**What is required**
For each line that holds "summons", copy the line out.

Dataset rows
● ● ●

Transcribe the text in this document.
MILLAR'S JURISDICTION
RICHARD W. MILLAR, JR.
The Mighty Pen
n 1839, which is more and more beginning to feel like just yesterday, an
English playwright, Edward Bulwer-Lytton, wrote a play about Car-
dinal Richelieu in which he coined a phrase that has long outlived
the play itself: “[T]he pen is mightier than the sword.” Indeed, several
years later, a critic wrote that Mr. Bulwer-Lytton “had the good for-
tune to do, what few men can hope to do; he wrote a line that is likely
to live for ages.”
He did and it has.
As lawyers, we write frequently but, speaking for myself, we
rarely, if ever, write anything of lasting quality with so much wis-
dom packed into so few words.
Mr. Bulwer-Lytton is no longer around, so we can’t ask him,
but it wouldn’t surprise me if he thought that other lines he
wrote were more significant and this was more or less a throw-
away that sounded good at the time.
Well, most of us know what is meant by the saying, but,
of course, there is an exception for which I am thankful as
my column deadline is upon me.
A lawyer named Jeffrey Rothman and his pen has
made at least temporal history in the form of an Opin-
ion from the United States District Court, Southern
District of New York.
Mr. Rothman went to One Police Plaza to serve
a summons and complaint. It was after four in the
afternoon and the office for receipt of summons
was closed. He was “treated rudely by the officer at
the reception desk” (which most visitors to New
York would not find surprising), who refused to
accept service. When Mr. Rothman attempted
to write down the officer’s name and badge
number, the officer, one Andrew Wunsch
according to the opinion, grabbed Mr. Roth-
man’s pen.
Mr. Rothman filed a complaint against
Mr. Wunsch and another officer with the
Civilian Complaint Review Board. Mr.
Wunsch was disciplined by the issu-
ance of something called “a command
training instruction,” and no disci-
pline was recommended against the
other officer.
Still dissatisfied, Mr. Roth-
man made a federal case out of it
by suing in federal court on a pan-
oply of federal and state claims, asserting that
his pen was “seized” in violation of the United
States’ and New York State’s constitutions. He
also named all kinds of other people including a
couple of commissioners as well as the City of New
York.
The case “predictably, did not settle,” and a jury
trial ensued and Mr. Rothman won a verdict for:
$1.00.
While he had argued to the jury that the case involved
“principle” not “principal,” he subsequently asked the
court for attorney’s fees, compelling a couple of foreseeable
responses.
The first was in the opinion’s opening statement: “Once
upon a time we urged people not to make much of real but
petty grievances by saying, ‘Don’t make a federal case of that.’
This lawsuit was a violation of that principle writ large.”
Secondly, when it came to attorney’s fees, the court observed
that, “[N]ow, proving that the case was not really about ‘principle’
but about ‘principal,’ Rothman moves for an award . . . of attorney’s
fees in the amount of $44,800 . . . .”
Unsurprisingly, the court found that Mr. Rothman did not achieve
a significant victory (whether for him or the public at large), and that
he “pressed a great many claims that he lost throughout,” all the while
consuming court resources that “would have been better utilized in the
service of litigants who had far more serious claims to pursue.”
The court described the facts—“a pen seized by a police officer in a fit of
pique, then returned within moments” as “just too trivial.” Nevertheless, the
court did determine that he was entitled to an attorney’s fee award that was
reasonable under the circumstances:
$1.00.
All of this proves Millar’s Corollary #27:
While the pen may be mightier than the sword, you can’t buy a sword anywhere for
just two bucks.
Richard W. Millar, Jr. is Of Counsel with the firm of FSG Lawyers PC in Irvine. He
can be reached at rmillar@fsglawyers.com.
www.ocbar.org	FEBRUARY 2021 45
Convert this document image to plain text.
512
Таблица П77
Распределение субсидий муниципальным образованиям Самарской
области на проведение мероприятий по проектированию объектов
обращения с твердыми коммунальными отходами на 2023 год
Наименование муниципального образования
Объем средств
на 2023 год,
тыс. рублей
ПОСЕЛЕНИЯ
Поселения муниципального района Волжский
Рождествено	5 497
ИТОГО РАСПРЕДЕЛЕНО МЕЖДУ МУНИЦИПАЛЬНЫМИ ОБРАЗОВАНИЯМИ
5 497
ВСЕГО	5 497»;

● ● ●

**Solution for this task**
a summons and complaint. It was after four in the
afternoon and the office for receipt of summons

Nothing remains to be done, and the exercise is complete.